Exercise description → All of the material below is to be retyped exactly.

Extracted information →
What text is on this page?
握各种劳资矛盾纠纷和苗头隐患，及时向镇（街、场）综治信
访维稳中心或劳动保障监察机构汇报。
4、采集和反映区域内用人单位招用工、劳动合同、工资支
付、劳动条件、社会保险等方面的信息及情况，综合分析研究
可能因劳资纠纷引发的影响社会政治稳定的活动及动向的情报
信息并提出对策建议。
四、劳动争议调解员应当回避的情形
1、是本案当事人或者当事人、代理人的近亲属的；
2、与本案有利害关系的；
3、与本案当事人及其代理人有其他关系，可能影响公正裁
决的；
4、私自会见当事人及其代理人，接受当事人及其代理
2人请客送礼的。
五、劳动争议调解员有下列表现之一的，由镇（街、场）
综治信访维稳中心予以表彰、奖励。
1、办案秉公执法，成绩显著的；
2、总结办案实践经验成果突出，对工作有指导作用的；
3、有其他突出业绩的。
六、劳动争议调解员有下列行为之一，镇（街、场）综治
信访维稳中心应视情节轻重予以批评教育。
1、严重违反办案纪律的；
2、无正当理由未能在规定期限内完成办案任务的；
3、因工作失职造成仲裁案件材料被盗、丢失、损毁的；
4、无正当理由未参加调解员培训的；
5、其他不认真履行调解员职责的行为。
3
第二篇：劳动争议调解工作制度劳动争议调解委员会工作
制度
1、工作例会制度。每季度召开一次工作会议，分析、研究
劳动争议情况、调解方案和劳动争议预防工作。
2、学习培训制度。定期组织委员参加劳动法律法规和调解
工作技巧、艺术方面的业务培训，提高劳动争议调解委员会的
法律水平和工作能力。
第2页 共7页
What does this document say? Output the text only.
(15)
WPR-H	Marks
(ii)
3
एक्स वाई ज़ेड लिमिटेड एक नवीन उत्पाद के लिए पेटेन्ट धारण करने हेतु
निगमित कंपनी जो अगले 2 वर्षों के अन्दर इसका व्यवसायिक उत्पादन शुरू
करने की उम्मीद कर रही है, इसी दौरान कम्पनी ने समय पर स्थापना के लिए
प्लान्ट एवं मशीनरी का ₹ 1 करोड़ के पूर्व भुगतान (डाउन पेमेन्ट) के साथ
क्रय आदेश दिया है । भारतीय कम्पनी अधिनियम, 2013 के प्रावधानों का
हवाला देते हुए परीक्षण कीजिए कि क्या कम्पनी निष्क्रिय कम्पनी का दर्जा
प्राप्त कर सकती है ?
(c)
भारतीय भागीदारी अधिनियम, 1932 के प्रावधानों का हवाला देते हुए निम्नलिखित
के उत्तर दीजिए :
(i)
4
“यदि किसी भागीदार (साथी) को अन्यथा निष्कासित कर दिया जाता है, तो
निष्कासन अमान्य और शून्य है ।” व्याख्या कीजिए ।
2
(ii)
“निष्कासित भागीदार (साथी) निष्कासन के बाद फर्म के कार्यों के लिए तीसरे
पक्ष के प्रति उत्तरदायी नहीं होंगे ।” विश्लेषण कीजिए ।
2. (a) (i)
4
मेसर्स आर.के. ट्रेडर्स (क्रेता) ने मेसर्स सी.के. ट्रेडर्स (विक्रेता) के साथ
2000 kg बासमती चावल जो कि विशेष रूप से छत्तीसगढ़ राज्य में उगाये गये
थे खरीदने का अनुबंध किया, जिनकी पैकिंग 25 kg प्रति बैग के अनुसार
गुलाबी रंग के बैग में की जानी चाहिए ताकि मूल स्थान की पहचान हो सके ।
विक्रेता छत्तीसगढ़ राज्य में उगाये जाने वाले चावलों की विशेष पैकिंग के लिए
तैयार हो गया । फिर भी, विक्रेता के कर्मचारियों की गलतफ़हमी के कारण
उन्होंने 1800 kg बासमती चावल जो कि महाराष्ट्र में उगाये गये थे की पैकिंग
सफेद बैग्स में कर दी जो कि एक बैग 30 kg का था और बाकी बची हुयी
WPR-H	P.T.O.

Response to the task →
What text is on this page?
握各种劳资矛盾纠纷和苗头隐患，及时向镇（街、场）综治信
访维稳中心或劳动保障监察机构汇报。
4、采集和反映区域内用人单位招用工、劳动合同、工资支
付、劳动条件、社会保险等方面的信息及情况，综合分析研究
可能因劳资纠纷引发的影响社会政治稳定的活动及动向的情报
信息并提出对策建议。
四、劳动争议调解员应当回避的情形
1、是本案当事人或者当事人、代理人的近亲属的；
2、与本案有利害关系的；
3、与本案当事人及其代理人有其他关系，可能影响公正裁
决的；
4、私自会见当事人及其代理人，接受当事人及其代理
2人请客送礼的。
五、劳动争议调解员有下列表现之一的，由镇（街、场）
综治信访维稳中心予以表彰、奖励。
1、办案秉公执法，成绩显著的；
2、总结办案实践经验成果突出，对工作有指导作用的；
3、有其他突出业绩的。
六、劳动争议调解员有下列行为之一，镇（街、场）综治
信访维稳中心应视情节轻重予以批评教育。
1、严重违反办案纪律的；
2、无正当理由未能在规定期限内完成办案任务的；
3、因工作失职造成仲裁案件材料被盗、丢失、损毁的；
4、无正当理由未参加调解员培训的；
5、其他不认真履行调解员职责的行为。
3
第二篇：劳动争议调解工作制度劳动争议调解委员会工作
制度
1、工作例会制度。每季度召开一次工作会议，分析、研究
劳动争议情况、调解方案和劳动争议预防工作。
2、学习培训制度。定期组织委员参加劳动法律法规和调解
工作技巧、艺术方面的业务培训，提高劳动争议调解委员会的
法律水平和工作能力。
第2页 共7页
What does this document say? Output the text only.
(15)
WPR-H	Marks
(ii)
3
एक्स वाई ज़ेड लिमिटेड एक नवीन उत्पाद के लिए पेटेन्ट धारण करने हेतु
निगमित कंपनी जो अगले 2 वर्षों के अन्दर इसका व्यवसायिक उत्पादन शुरू
करने की उम्मीद कर रही है, इसी दौरान कम्पनी ने समय पर स्थापना के लिए
प्लान्ट एवं मशीनरी का ₹ 1 करोड़ के पूर्व भुगतान (डाउन पेमेन्ट) के साथ
क्रय आदेश दिया है । भारतीय कम्पनी अधिनियम, 2013 के प्रावधानों का
हवाला देते हुए परीक्षण कीजिए कि क्या कम्पनी निष्क्रिय कम्पनी का दर्जा
प्राप्त कर सकती है ?
(c)
भारतीय भागीदारी अधिनियम, 1932 के प्रावधानों का हवाला देते हुए निम्नलिखित
के उत्तर दीजिए :
(i)
4
“यदि किसी भागीदार (साथी) को अन्यथा निष्कासित कर दिया जाता है, तो
निष्कासन अमान्य और शून्य है ।” व्याख्या कीजिए ।
2
(ii)
“निष्कासित भागीदार (साथी) निष्कासन के बाद फर्म के कार्यों के लिए तीसरे
पक्ष के प्रति उत्तरदायी नहीं होंगे ।” विश्लेषण कीजिए ।
2. (a) (i)
4
मेसर्स आर.के. ट्रेडर्स (क्रेता) ने मेसर्स सी.के. ट्रेडर्स (विक्रेता) के साथ
2000 kg बासमती चावल जो कि विशेष रूप से छत्तीसगढ़ राज्य में उगाये गये
थे खरीदने का अनुबंध किया, जिनकी पैकिंग 25 kg प्रति बैग के अनुसार
गुलाबी रंग के बैग में की जानी चाहिए ताकि मूल स्थान की पहचान हो सके ।
विक्रेता छत्तीसगढ़ राज्य में उगाये जाने वाले चावलों की विशेष पैकिंग के लिए
तैयार हो गया । फिर भी, विक्रेता के कर्मचारियों की गलतफ़हमी के कारण
उन्होंने 1800 kg बासमती चावल जो कि महाराष्ट्र में उगाये गये थे की पैकिंग
सफेद बैग्स में कर दी जो कि एक बैग 30 kg का था और बाकी बची हुयी
WPR-H	P.T.O.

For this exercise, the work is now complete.